[Source records]
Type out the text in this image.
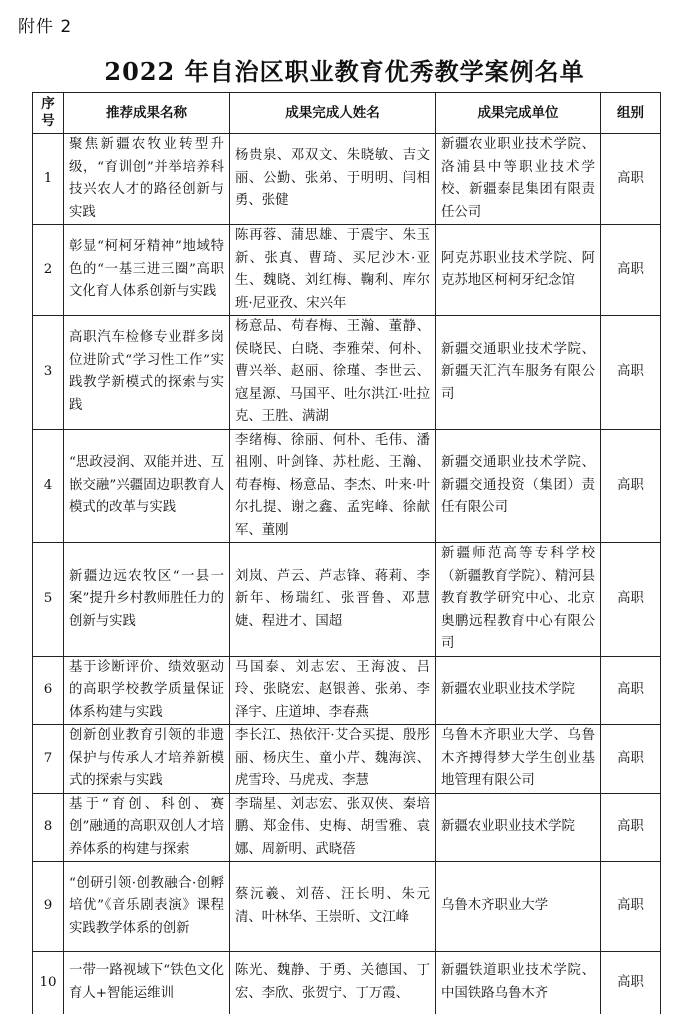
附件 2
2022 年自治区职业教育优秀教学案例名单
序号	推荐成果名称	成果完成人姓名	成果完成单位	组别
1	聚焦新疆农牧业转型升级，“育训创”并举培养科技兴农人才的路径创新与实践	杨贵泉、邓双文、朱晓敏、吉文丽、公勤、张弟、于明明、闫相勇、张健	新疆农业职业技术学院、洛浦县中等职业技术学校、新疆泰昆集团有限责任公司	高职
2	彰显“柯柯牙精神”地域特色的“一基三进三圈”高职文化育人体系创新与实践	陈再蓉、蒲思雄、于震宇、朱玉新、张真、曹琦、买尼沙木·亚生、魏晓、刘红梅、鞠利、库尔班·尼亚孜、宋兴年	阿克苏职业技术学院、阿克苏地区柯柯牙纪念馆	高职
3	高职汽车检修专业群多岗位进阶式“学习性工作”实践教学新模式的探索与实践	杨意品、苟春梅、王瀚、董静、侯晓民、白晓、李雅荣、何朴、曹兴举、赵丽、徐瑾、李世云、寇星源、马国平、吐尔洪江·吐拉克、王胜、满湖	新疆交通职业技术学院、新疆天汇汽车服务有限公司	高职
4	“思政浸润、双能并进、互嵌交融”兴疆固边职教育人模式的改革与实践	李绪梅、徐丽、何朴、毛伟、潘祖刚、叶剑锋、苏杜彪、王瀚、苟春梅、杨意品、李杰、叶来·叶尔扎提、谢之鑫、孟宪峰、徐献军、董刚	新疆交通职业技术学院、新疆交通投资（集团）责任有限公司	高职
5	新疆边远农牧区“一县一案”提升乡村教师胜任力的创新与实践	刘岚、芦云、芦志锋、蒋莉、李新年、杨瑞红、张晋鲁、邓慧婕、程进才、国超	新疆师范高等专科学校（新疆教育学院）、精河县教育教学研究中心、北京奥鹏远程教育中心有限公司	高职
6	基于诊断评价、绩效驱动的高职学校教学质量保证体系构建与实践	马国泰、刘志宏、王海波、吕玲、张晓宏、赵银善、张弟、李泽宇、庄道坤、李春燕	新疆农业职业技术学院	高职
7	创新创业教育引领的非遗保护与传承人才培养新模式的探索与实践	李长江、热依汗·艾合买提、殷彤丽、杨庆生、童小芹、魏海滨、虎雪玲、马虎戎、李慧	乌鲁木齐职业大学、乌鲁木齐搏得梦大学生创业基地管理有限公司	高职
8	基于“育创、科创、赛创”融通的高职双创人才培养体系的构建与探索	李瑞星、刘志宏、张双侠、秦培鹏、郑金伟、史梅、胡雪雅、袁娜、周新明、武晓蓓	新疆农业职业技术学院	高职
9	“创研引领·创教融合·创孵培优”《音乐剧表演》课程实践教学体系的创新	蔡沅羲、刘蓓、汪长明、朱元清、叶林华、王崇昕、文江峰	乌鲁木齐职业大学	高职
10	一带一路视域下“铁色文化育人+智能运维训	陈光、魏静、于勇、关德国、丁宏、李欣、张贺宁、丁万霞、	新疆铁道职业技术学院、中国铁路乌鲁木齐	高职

• Exercise
Leave out the pictures and return every record word for word.

• Output below
Type out the text in this image.
附件 2
2022 年自治区职业教育优秀教学案例名单
序号	推荐成果名称	成果完成人姓名	成果完成单位	组别
1	聚焦新疆农牧业转型升级，“育训创”并举培养科技兴农人才的路径创新与实践	杨贵泉、邓双文、朱晓敏、吉文丽、公勤、张弟、于明明、闫相勇、张健	新疆农业职业技术学院、洛浦县中等职业技术学校、新疆泰昆集团有限责任公司	高职
2	彰显“柯柯牙精神”地域特色的“一基三进三圈”高职文化育人体系创新与实践	陈再蓉、蒲思雄、于震宇、朱玉新、张真、曹琦、买尼沙木·亚生、魏晓、刘红梅、鞠利、库尔班·尼亚孜、宋兴年	阿克苏职业技术学院、阿克苏地区柯柯牙纪念馆	高职
3	高职汽车检修专业群多岗位进阶式“学习性工作”实践教学新模式的探索与实践	杨意品、苟春梅、王瀚、董静、侯晓民、白晓、李雅荣、何朴、曹兴举、赵丽、徐瑾、李世云、寇星源、马国平、吐尔洪江·吐拉克、王胜、满湖	新疆交通职业技术学院、新疆天汇汽车服务有限公司	高职
4	“思政浸润、双能并进、互嵌交融”兴疆固边职教育人模式的改革与实践	李绪梅、徐丽、何朴、毛伟、潘祖刚、叶剑锋、苏杜彪、王瀚、苟春梅、杨意品、李杰、叶来·叶尔扎提、谢之鑫、孟宪峰、徐献军、董刚	新疆交通职业技术学院、新疆交通投资（集团）责任有限公司	高职
5	新疆边远农牧区“一县一案”提升乡村教师胜任力的创新与实践	刘岚、芦云、芦志锋、蒋莉、李新年、杨瑞红、张晋鲁、邓慧婕、程进才、国超	新疆师范高等专科学校（新疆教育学院）、精河县教育教学研究中心、北京奥鹏远程教育中心有限公司	高职
6	基于诊断评价、绩效驱动的高职学校教学质量保证体系构建与实践	马国泰、刘志宏、王海波、吕玲、张晓宏、赵银善、张弟、李泽宇、庄道坤、李春燕	新疆农业职业技术学院	高职
7	创新创业教育引领的非遗保护与传承人才培养新模式的探索与实践	李长江、热依汗·艾合买提、殷彤丽、杨庆生、童小芹、魏海滨、虎雪玲、马虎戎、李慧	乌鲁木齐职业大学、乌鲁木齐搏得梦大学生创业基地管理有限公司	高职
8	基于“育创、科创、赛创”融通的高职双创人才培养体系的构建与探索	李瑞星、刘志宏、张双侠、秦培鹏、郑金伟、史梅、胡雪雅、袁娜、周新明、武晓蓓	新疆农业职业技术学院	高职
9	“创研引领·创教融合·创孵培优”《音乐剧表演》课程实践教学体系的创新	蔡沅羲、刘蓓、汪长明、朱元清、叶林华、王崇昕、文江峰	乌鲁木齐职业大学	高职
10	一带一路视域下“铁色文化育人+智能运维训	陈光、魏静、于勇、关德国、丁宏、李欣、张贺宁、丁万霞、	新疆铁道职业技术学院、中国铁路乌鲁木齐	高职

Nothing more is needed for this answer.